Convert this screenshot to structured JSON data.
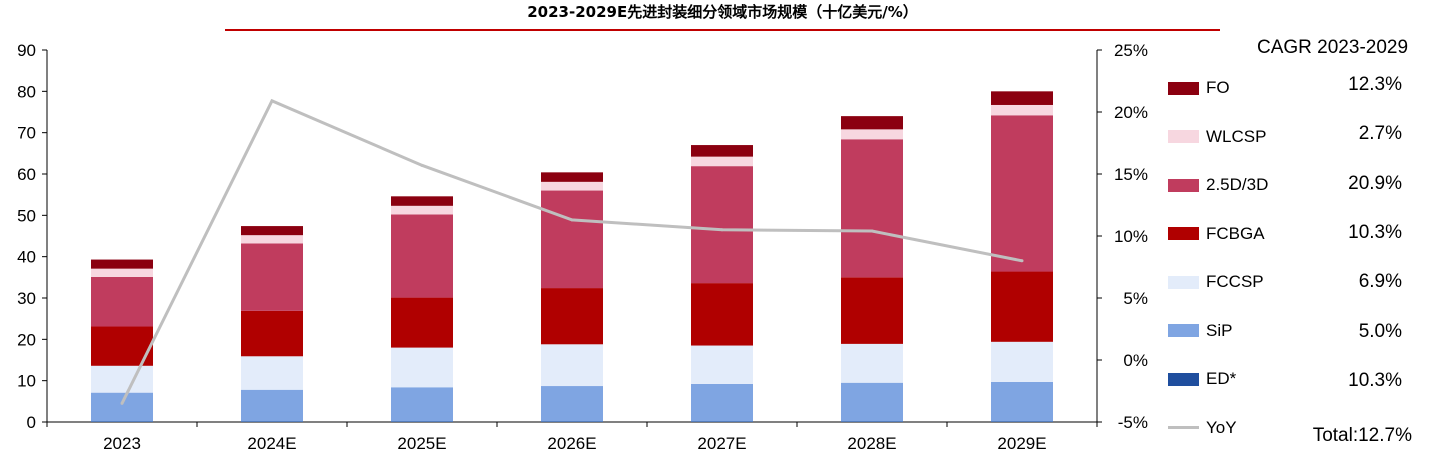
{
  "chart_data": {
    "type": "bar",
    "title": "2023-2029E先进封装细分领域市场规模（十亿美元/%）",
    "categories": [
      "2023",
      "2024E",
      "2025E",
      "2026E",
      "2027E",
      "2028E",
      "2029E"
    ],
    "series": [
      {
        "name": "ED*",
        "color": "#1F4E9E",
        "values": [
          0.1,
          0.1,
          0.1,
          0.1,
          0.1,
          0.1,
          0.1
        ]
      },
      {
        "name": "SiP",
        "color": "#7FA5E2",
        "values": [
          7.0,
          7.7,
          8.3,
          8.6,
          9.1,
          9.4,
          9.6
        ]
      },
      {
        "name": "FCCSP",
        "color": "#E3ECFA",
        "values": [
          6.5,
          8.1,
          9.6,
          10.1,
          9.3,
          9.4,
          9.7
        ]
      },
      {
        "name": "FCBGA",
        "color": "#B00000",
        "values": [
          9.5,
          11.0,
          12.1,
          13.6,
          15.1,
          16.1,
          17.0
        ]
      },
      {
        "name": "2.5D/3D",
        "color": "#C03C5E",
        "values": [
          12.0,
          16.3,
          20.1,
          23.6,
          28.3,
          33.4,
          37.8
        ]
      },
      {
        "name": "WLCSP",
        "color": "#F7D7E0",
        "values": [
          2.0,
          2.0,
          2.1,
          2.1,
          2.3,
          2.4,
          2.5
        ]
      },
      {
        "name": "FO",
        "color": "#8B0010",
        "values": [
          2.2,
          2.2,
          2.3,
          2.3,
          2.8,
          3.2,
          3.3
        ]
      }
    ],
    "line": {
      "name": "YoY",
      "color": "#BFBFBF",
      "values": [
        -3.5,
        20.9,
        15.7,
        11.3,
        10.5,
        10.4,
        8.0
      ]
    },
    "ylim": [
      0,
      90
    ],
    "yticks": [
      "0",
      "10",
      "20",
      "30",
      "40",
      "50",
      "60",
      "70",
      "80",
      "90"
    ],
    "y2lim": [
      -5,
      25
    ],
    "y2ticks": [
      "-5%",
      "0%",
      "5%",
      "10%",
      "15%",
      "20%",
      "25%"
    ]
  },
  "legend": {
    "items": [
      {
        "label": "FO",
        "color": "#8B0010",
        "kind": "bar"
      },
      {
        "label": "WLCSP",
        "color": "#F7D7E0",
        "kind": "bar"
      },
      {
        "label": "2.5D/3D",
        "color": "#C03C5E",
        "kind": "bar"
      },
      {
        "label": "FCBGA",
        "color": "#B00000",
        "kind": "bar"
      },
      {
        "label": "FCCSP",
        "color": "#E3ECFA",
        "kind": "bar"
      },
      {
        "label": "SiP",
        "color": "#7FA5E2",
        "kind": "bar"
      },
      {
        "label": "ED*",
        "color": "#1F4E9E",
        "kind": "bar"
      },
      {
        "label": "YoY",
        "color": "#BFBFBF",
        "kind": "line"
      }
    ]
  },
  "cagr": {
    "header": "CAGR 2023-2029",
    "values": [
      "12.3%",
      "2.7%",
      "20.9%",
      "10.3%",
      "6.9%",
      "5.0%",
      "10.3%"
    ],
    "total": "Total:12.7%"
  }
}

____________________

_To be done_
Reproduce the material above in full and without alteration, but skip all pictures.

_Solved problem_
Convert this screenshot to structured JSON data.
{
  "chart_data": {
    "type": "bar",
    "title": "2023-2029E先进封装细分领域市场规模（十亿美元/%）",
    "categories": [
      "2023",
      "2024E",
      "2025E",
      "2026E",
      "2027E",
      "2028E",
      "2029E"
    ],
    "series": [
      {
        "name": "ED*",
        "color": "#1F4E9E",
        "values": [
          0.1,
          0.1,
          0.1,
          0.1,
          0.1,
          0.1,
          0.1
        ]
      },
      {
        "name": "SiP",
        "color": "#7FA5E2",
        "values": [
          7.0,
          7.7,
          8.3,
          8.6,
          9.1,
          9.4,
          9.6
        ]
      },
      {
        "name": "FCCSP",
        "color": "#E3ECFA",
        "values": [
          6.5,
          8.1,
          9.6,
          10.1,
          9.3,
          9.4,
          9.7
        ]
      },
      {
        "name": "FCBGA",
        "color": "#B00000",
        "values": [
          9.5,
          11.0,
          12.1,
          13.6,
          15.1,
          16.1,
          17.0
        ]
      },
      {
        "name": "2.5D/3D",
        "color": "#C03C5E",
        "values": [
          12.0,
          16.3,
          20.1,
          23.6,
          28.3,
          33.4,
          37.8
        ]
      },
      {
        "name": "WLCSP",
        "color": "#F7D7E0",
        "values": [
          2.0,
          2.0,
          2.1,
          2.1,
          2.3,
          2.4,
          2.5
        ]
      },
      {
        "name": "FO",
        "color": "#8B0010",
        "values": [
          2.2,
          2.2,
          2.3,
          2.3,
          2.8,
          3.2,
          3.3
        ]
      }
    ],
    "line": {
      "name": "YoY",
      "color": "#BFBFBF",
      "values": [
        -3.5,
        20.9,
        15.7,
        11.3,
        10.5,
        10.4,
        8.0
      ]
    },
    "ylim": [
      0,
      90
    ],
    "yticks": [
      "0",
      "10",
      "20",
      "30",
      "40",
      "50",
      "60",
      "70",
      "80",
      "90"
    ],
    "y2lim": [
      -5,
      25
    ],
    "y2ticks": [
      "-5%",
      "0%",
      "5%",
      "10%",
      "15%",
      "20%",
      "25%"
    ]
  },
  "legend": {
    "items": [
      {
        "label": "FO",
        "color": "#8B0010",
        "kind": "bar"
      },
      {
        "label": "WLCSP",
        "color": "#F7D7E0",
        "kind": "bar"
      },
      {
        "label": "2.5D/3D",
        "color": "#C03C5E",
        "kind": "bar"
      },
      {
        "label": "FCBGA",
        "color": "#B00000",
        "kind": "bar"
      },
      {
        "label": "FCCSP",
        "color": "#E3ECFA",
        "kind": "bar"
      },
      {
        "label": "SiP",
        "color": "#7FA5E2",
        "kind": "bar"
      },
      {
        "label": "ED*",
        "color": "#1F4E9E",
        "kind": "bar"
      },
      {
        "label": "YoY",
        "color": "#BFBFBF",
        "kind": "line"
      }
    ]
  },
  "cagr": {
    "header": "CAGR 2023-2029",
    "values": [
      "12.3%",
      "2.7%",
      "20.9%",
      "10.3%",
      "6.9%",
      "5.0%",
      "10.3%"
    ],
    "total": "Total:12.7%"
  }
}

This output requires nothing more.